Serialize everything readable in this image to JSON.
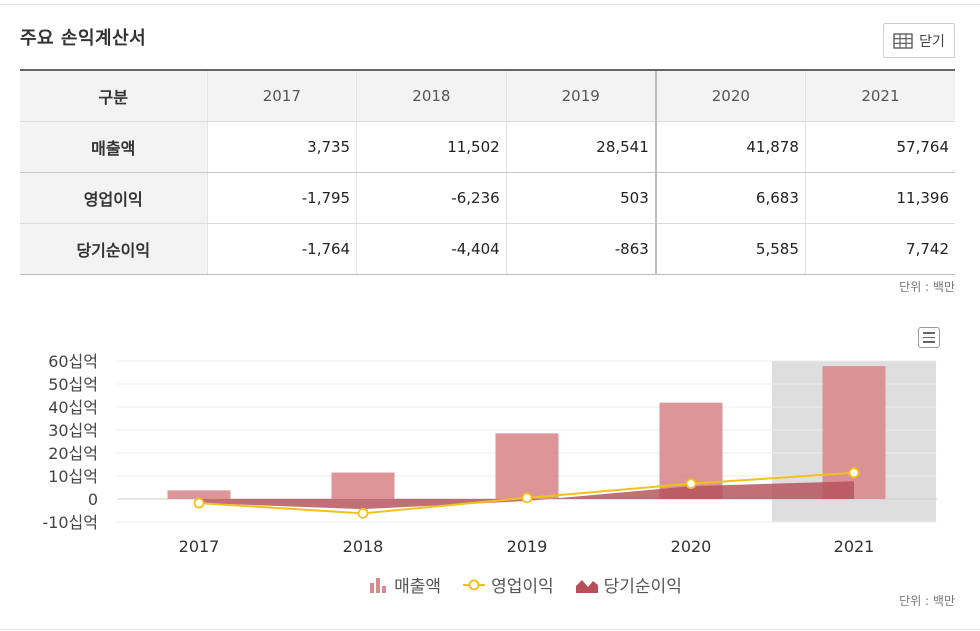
{
  "header": {
    "title": "주요 손익계산서",
    "close_label": "닫기"
  },
  "table": {
    "row_header": "구분",
    "years": [
      "2017",
      "2018",
      "2019",
      "2020",
      "2021"
    ],
    "rows": [
      {
        "label": "매출액",
        "values": [
          "3,735",
          "11,502",
          "28,541",
          "41,878",
          "57,764"
        ]
      },
      {
        "label": "영업이익",
        "values": [
          "-1,795",
          "-6,236",
          "503",
          "6,683",
          "11,396"
        ]
      },
      {
        "label": "당기순이익",
        "values": [
          "-1,764",
          "-4,404",
          "-863",
          "5,585",
          "7,742"
        ]
      }
    ],
    "unit": "단위 : 백만"
  },
  "chart_data": {
    "type": "bar",
    "categories": [
      "2017",
      "2018",
      "2019",
      "2020",
      "2021"
    ],
    "series": [
      {
        "name": "매출액",
        "type": "bar",
        "color": "#d98a8c",
        "values": [
          3735,
          11502,
          28541,
          41878,
          57764
        ]
      },
      {
        "name": "영업이익",
        "type": "line",
        "color": "#f2c21a",
        "values": [
          -1795,
          -6236,
          503,
          6683,
          11396
        ]
      },
      {
        "name": "당기순이익",
        "type": "area",
        "color": "#b5505a",
        "values": [
          -1764,
          -4404,
          -863,
          5585,
          7742
        ]
      }
    ],
    "y_ticks": [
      {
        "value": 60000,
        "label": "60십억"
      },
      {
        "value": 50000,
        "label": "50십억"
      },
      {
        "value": 40000,
        "label": "40십억"
      },
      {
        "value": 30000,
        "label": "30십억"
      },
      {
        "value": 20000,
        "label": "20십억"
      },
      {
        "value": 10000,
        "label": "10십억"
      },
      {
        "value": 0,
        "label": "0"
      },
      {
        "value": -10000,
        "label": "-10십억"
      }
    ],
    "ylim": [
      -10000,
      60000
    ],
    "highlighted_category": "2021",
    "grid": true,
    "legend_position": "bottom",
    "unit": "단위 : 백만"
  }
}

******

| Job |
Leave out the pictures and print each record exactly as it stands.

| Solution to this exercise |
Serialize everything readable in this image to JSON.
{
  "header": {
    "title": "주요 손익계산서",
    "close_label": "닫기"
  },
  "table": {
    "row_header": "구분",
    "years": [
      "2017",
      "2018",
      "2019",
      "2020",
      "2021"
    ],
    "rows": [
      {
        "label": "매출액",
        "values": [
          "3,735",
          "11,502",
          "28,541",
          "41,878",
          "57,764"
        ]
      },
      {
        "label": "영업이익",
        "values": [
          "-1,795",
          "-6,236",
          "503",
          "6,683",
          "11,396"
        ]
      },
      {
        "label": "당기순이익",
        "values": [
          "-1,764",
          "-4,404",
          "-863",
          "5,585",
          "7,742"
        ]
      }
    ],
    "unit": "단위 : 백만"
  },
  "chart_data": {
    "type": "bar",
    "categories": [
      "2017",
      "2018",
      "2019",
      "2020",
      "2021"
    ],
    "series": [
      {
        "name": "매출액",
        "type": "bar",
        "color": "#d98a8c",
        "values": [
          3735,
          11502,
          28541,
          41878,
          57764
        ]
      },
      {
        "name": "영업이익",
        "type": "line",
        "color": "#f2c21a",
        "values": [
          -1795,
          -6236,
          503,
          6683,
          11396
        ]
      },
      {
        "name": "당기순이익",
        "type": "area",
        "color": "#b5505a",
        "values": [
          -1764,
          -4404,
          -863,
          5585,
          7742
        ]
      }
    ],
    "y_ticks": [
      {
        "value": 60000,
        "label": "60십억"
      },
      {
        "value": 50000,
        "label": "50십억"
      },
      {
        "value": 40000,
        "label": "40십억"
      },
      {
        "value": 30000,
        "label": "30십억"
      },
      {
        "value": 20000,
        "label": "20십억"
      },
      {
        "value": 10000,
        "label": "10십억"
      },
      {
        "value": 0,
        "label": "0"
      },
      {
        "value": -10000,
        "label": "-10십억"
      }
    ],
    "ylim": [
      -10000,
      60000
    ],
    "highlighted_category": "2021",
    "grid": true,
    "legend_position": "bottom",
    "unit": "단위 : 백만"
  }
}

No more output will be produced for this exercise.